=== Qué hacer ===
Reúne y copia enteras todas las filas de abajo donde aparece la palabra "bounding". Las mayúsculas y minúsculas cuentan.

=== Datos registrados ===
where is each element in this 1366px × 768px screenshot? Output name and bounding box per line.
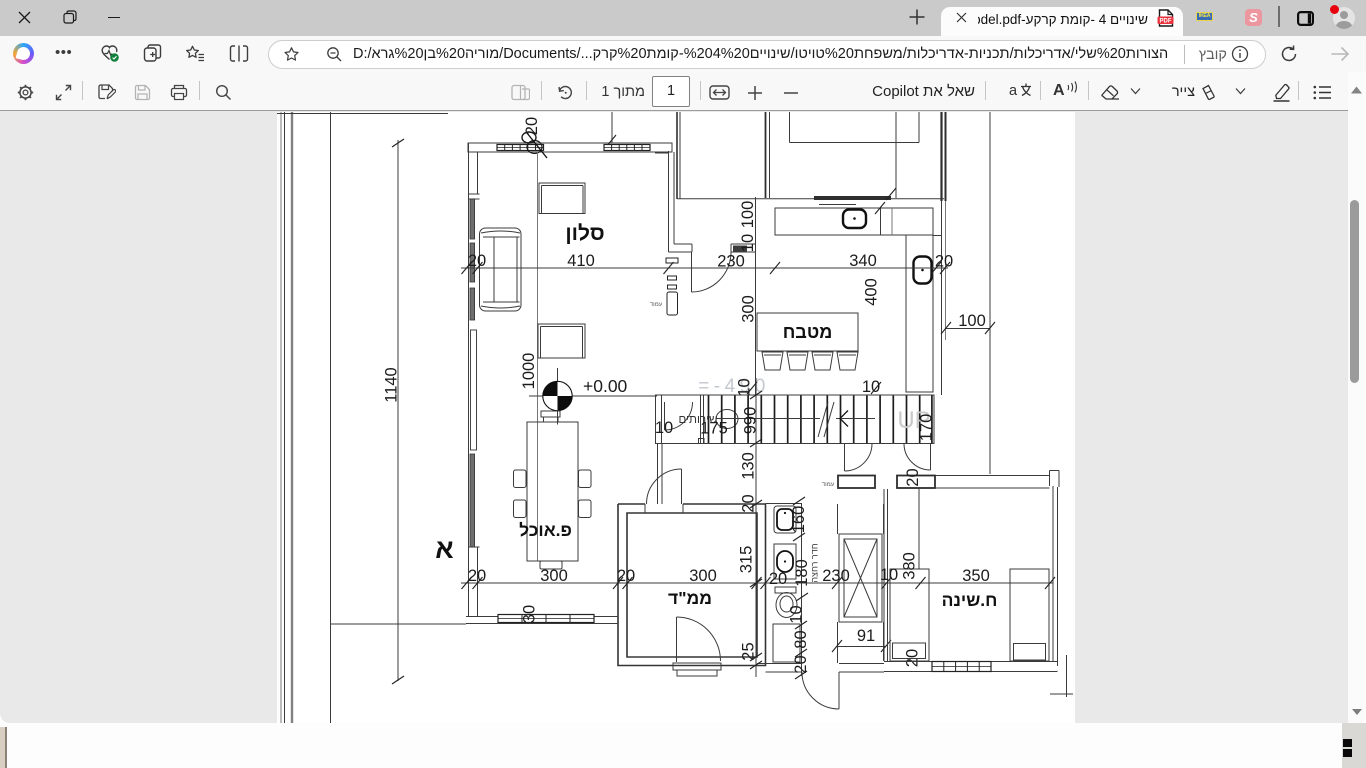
svg-text:ממ"ד: ממ"ד <box>668 588 712 608</box>
svg-text:990: 990 <box>742 407 760 435</box>
svg-text:מטבח: מטבח <box>783 322 833 342</box>
svg-text:350: 350 <box>962 567 990 585</box>
svg-text:20: 20 <box>468 567 486 585</box>
svg-text:20: 20 <box>617 567 635 585</box>
svg-text:PDF: PDF <box>1160 18 1172 24</box>
svg-text:380: 380 <box>901 552 919 580</box>
svg-text:175: 175 <box>700 420 728 438</box>
svg-text:230: 230 <box>822 567 850 585</box>
svg-text:20: 20 <box>468 252 486 270</box>
svg-text:300: 300 <box>740 295 758 323</box>
svg-text:30: 30 <box>521 605 539 623</box>
svg-text:25: 25 <box>740 642 758 660</box>
svg-text:חדר רחצה: חדר רחצה <box>810 543 820 582</box>
svg-text:20: 20 <box>904 468 922 486</box>
svg-text:410: 410 <box>567 252 595 270</box>
svg-text:400: 400 <box>863 278 881 306</box>
svg-text:ח.שינה: ח.שינה <box>942 590 998 610</box>
svg-text:1000: 1000 <box>520 353 538 390</box>
svg-text:10: 10 <box>788 605 806 623</box>
svg-text:170: 170 <box>918 414 936 442</box>
svg-text:340: 340 <box>849 252 877 270</box>
svg-text:10: 10 <box>655 419 673 437</box>
svg-text:עמוד: עמוד <box>822 482 835 488</box>
svg-text:20: 20 <box>935 253 953 271</box>
svg-text:10: 10 <box>862 378 880 396</box>
svg-text:סלון: סלון <box>565 222 604 245</box>
svg-text:1140: 1140 <box>383 367 401 402</box>
svg-text:300: 300 <box>689 567 717 585</box>
svg-text:80: 80 <box>792 630 810 648</box>
svg-text:91: 91 <box>857 627 875 645</box>
svg-text:10: 10 <box>739 234 757 252</box>
svg-text:20: 20 <box>769 570 787 588</box>
svg-text:230: 230 <box>717 253 745 271</box>
svg-text:=-490: =-490 <box>698 376 770 397</box>
svg-text:20: 20 <box>792 655 810 673</box>
svg-text:160: 160 <box>790 506 808 534</box>
svg-text:20: 20 <box>740 494 758 512</box>
svg-text:+0.00: +0.00 <box>583 376 628 396</box>
svg-text:פ.אוכל: פ.אוכל <box>519 520 572 540</box>
svg-text:100: 100 <box>739 201 757 229</box>
svg-text:315: 315 <box>738 546 756 574</box>
svg-text:130: 130 <box>740 452 758 480</box>
svg-text:10: 10 <box>880 566 898 584</box>
svg-text:10: 10 <box>736 378 754 396</box>
svg-text:עמוד: עמוד <box>650 302 663 308</box>
svg-text:100: 100 <box>958 312 986 330</box>
svg-text:א: א <box>435 534 453 564</box>
svg-text:300: 300 <box>540 567 568 585</box>
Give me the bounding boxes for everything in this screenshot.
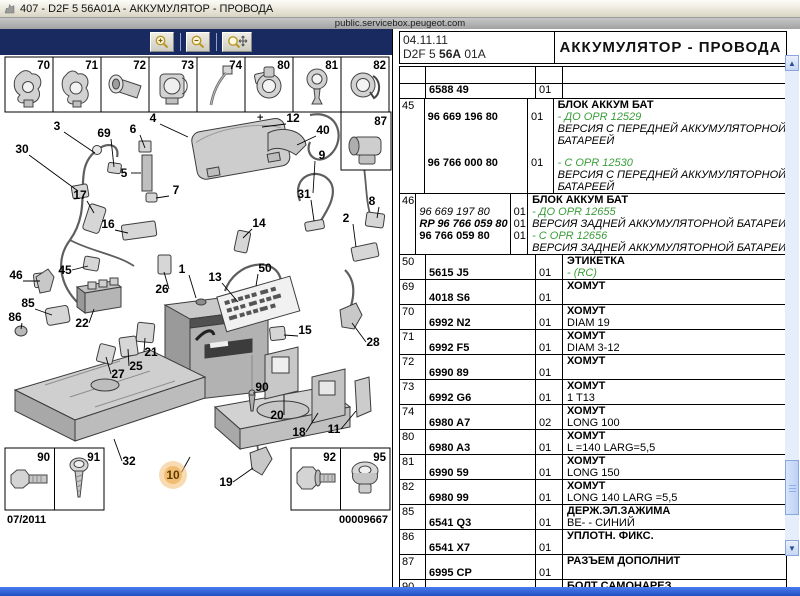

=== Solución ===
where is each element in this 1366px × 768px screenshot? Output name and bounding box per line.
Give me the bounding boxes for everything in this screenshot.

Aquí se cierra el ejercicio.